Problems to work on =>
1. In the Bitcoin privacy article, what joins the deterministic wallet addresses together?
2. Pick up the Bitcoin privacy article right after its last sentence and keep writing it.

Excerpted passage =>

How To Best Protect The Privacy Of Your Bitcoin Wallet Address So No One Knows How Rich You Actually Are
Cryptocurrencies are still pretty new. This means that even people who are considered "crypto experts" may fall prey to rookie mistakes. That's what I'm here for.
This may be quite a controversial statement, but I genuinely believe that Bitcoin’s most important strength also happens to be a trap that most people will fall right into.
What’s more concerning is that I (unfortunately) don’t see this specific issue receive nearly as much attention online as it should, which is why I wanted to cover it here:
Bitcoin’s Public Transaction Record Is A Threat To Your Privacy
The Bitcoin blockchain is a public record showing “anonymous” wallet addresses and the transactions that those wallet addresses make.
The problem is that once you use that wallet address to either pay to or receive funds from (i) an individual, (ii) a business, or (iii) a government agency…
…that wallet address becomes identifiable with you.
In other words, that individual, business, or government agency can use the BTC blockchain explorer to track all the transactions you make through that address.
This is a serious privacy concern.
Moreover, it defeats the entire purpose of cryptocurrencies and blockchain technology, which was primarily aimed at facilitating anonymous P2P transactions.
To illustrate the gravity of the issue, consider the following examples:
You’re a consumer who pays for goods/services online with crypto.
Businesses can develop computer algorithms to track the transactions your wallet has previously made, finding out how much money you currently have and what your spending behaviors are like. Data brokers can then use this data to sell to businesses so they can promote specific products to you (similar to ad targeting today, but so much worse) or even sell the same product/service to you for a “higher price,” knowing that you have the means to pay more for it.
You unknowingly make a crypto payment to someone with criminal intent.
That person now knows exactly how much money you have in your wallet, creating a potential threat to your personal safety and wellbeing from criminals.
You run a business that receives crypto payments from a supplier.
Using your wallet address, the supplier will be able to determine your business cash flow and how sensitive your business is to market conditions, potentially weakening your negotiating hand. Furthermore, with enough information, the supplier can determine what other suppliers you do business with.
(a) When Receiving Crypto Payments:
When receiving funds only use wallet clients that offer Deterministic Wallet Addresses, which enable you to generate a new Bitcoin wallet address every single time you expect to receive a payment from someone.
These wallet addresses are all joined together by a master private key.

[Records from a data collection]
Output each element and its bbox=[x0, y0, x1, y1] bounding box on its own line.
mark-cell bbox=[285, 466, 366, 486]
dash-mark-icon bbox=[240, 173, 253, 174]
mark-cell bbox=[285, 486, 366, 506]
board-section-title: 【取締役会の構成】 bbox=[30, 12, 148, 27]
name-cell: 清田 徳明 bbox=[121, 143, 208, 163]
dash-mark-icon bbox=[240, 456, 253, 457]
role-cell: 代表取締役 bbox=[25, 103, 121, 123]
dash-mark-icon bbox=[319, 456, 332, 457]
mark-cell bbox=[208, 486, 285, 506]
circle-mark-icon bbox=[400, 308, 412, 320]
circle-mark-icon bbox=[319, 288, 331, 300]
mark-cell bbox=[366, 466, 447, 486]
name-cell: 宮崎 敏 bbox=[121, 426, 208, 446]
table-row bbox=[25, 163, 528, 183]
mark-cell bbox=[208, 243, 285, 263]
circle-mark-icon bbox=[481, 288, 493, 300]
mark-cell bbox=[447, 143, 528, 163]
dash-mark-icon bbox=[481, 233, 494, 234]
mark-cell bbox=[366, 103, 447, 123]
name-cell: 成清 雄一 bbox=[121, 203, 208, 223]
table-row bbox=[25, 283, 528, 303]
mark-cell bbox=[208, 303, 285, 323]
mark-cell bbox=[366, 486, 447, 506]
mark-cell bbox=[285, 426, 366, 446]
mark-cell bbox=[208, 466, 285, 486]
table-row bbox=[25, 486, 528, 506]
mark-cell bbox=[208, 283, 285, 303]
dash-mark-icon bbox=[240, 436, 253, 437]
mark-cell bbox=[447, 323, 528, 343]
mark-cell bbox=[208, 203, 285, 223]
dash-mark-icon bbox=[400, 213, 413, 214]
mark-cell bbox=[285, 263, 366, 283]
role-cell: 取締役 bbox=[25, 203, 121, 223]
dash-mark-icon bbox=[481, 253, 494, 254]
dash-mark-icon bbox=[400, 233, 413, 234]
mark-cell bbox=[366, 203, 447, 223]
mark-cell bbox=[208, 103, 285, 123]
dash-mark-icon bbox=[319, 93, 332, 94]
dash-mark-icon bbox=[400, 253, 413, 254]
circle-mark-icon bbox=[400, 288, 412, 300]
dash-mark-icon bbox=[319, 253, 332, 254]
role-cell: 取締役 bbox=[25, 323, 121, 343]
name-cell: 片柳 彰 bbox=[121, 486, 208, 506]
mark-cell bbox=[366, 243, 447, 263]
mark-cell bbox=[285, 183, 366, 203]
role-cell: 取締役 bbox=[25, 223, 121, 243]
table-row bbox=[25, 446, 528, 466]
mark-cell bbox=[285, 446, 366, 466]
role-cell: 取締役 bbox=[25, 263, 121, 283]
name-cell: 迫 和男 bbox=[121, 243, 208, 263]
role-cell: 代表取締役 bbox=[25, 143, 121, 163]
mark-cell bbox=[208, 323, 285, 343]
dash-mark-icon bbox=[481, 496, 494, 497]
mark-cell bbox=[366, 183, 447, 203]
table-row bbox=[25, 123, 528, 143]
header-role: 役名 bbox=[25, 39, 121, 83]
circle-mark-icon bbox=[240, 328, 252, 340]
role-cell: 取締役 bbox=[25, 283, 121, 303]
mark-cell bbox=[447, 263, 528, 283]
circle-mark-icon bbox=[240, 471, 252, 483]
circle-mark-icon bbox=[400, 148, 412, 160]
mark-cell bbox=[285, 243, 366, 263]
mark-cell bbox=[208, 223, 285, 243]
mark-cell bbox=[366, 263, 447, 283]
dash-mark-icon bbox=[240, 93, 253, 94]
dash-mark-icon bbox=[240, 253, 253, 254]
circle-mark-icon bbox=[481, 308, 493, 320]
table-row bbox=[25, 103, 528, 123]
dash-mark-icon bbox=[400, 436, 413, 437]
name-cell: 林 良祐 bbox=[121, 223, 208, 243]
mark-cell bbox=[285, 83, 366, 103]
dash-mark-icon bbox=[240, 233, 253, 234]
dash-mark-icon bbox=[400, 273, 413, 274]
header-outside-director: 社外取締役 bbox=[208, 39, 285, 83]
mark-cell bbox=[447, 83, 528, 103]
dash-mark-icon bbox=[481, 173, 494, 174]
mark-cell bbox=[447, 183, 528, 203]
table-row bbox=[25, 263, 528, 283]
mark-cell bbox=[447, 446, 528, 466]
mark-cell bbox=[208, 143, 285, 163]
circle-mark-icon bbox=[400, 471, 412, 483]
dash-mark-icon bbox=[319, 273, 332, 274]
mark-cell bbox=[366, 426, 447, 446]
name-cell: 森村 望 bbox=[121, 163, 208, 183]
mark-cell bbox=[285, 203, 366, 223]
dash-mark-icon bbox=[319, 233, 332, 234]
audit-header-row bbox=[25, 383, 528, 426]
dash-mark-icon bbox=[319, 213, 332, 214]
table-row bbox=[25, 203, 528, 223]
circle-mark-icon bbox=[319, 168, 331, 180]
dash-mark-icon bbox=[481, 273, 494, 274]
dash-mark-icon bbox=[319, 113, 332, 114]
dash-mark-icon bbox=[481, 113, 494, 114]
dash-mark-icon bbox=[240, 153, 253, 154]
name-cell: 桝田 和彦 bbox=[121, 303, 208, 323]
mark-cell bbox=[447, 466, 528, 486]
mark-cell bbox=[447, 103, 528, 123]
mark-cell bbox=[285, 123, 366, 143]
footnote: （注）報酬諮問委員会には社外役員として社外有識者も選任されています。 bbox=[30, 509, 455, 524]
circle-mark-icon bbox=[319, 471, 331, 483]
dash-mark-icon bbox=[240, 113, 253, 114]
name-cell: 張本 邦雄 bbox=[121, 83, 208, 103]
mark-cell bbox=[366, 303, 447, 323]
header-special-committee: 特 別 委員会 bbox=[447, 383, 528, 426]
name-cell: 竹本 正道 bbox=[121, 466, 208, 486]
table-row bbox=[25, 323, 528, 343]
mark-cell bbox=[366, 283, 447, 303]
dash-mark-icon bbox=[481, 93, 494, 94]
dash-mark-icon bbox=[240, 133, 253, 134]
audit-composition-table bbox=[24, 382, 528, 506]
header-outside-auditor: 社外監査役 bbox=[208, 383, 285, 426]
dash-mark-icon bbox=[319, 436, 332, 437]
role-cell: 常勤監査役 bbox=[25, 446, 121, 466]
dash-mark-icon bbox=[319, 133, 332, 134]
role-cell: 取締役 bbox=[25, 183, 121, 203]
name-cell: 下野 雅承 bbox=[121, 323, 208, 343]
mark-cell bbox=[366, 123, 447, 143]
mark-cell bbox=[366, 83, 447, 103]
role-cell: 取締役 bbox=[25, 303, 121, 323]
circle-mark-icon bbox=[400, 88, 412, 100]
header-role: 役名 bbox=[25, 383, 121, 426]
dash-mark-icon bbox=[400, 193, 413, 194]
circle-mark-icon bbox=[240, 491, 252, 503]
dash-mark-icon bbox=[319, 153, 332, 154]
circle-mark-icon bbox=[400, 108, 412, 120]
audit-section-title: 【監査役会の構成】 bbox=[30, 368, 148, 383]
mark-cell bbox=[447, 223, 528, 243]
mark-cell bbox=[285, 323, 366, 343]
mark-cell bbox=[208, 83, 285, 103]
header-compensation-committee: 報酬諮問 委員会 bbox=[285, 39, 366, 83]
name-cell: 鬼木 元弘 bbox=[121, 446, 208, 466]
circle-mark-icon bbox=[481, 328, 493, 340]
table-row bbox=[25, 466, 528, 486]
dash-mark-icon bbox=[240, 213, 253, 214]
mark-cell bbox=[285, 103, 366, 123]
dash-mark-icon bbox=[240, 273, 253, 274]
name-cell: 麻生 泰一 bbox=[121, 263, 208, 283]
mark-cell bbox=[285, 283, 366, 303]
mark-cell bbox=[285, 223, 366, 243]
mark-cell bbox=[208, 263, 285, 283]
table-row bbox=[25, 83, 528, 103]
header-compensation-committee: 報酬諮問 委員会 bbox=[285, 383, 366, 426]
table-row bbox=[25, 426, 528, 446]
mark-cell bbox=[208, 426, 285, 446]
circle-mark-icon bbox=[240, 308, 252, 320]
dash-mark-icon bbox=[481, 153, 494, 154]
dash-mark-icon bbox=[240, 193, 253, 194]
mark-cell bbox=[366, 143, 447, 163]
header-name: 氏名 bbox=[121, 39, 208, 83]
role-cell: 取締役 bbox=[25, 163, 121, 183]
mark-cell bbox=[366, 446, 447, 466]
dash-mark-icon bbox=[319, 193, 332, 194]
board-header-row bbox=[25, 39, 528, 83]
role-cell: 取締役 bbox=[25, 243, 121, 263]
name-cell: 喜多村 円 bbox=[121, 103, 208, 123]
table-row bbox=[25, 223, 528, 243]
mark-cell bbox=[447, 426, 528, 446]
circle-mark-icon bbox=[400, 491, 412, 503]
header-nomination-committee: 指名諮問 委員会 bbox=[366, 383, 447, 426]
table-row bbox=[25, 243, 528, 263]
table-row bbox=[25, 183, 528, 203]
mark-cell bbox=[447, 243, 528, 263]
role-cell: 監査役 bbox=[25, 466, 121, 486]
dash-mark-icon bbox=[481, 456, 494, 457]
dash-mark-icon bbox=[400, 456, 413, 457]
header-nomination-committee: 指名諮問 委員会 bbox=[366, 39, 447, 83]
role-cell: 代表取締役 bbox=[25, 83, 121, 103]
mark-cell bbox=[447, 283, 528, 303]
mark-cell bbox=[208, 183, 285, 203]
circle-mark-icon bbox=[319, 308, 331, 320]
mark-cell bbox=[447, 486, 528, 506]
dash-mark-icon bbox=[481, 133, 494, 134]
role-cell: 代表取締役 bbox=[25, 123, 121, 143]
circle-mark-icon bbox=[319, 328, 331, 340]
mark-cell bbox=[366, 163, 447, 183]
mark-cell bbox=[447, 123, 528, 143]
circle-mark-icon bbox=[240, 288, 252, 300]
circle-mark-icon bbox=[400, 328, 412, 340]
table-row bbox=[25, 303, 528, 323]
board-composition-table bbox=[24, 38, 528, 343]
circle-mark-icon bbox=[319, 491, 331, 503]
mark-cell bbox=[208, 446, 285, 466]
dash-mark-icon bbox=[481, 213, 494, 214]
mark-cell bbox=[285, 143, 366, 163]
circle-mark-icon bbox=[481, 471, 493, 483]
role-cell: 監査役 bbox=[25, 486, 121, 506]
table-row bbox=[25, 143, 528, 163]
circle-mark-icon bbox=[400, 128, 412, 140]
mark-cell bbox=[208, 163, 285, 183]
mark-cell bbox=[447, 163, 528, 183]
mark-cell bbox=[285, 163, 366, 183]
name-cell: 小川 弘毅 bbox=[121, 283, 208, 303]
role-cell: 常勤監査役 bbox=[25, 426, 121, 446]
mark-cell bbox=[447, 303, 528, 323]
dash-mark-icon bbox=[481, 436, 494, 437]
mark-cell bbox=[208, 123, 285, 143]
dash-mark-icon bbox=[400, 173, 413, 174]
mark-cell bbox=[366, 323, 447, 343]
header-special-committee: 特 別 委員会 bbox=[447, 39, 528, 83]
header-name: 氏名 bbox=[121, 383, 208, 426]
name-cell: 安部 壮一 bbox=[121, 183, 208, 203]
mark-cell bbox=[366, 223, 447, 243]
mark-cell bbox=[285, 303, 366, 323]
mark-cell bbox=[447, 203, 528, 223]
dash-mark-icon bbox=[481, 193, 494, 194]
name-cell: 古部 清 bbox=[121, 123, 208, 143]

Written responses =>
1. A master private key.

2.
Your funds will, therefore, all end up in the same place (or, “master address”).
You will not need to store multiple private keys, but only one master private key that provides you with access to all the other addresses that you generate.
This is illustrated below with two BTC accounts. Realistically, however, you can have as many addresses/accounts as you like — all tied to the same master address.
A common misconception is that once you generate a new wallet address to receive funds to, all your “old addresses” become useless. In other words, if you or a friend were to use an old whitelisted address, the funds would be “lost.”
While this is true for some cryptocurrencies, this is not true for Bitcoin or Ethereum.
Any old wallet addresses will still be valid and can accept funds.
Using a Ledger or Trezor hardware wallet is an effective way of doing this.
(b) When Sending Crypto Payments:
This is (admittedly) a little more complicated as it’s harder to send crypto without revealing your identity and private financial information because the payment needs to come out of your master account/address at some point.
Some people recommend using third-party “mixing” services.
Personally, however, I absolutely don’t recommend this as you would be trading in your (presumably? 😉) “clean” “honest” “non-criminal” Bitcoin for tainted Bitcoin, which I expect will cause issues in the very near future.
So, my recommendation is to always use a centralized exchange, like CDC Pay or Binance Pay, to make your payments — rather than sending crypto directly.
By using a CEX to send crypto, the exchange acts on your behalf (similar to how VISA and MasterCard operate). Therefore, your payments will be made through the exchange’s wallet address, rather than your own address.
Guaranteeing that no one will know just how rich you really are…
…or just how poor.
We don’t discriminate here because I love you all — equally.
except the dumb ones who get scammed because they sent their crypto to a “hot girl” on Twitter who promised them a 420,000% return in 69 days… we don’t like those obv
Doctor Crypto Loves You To Bits.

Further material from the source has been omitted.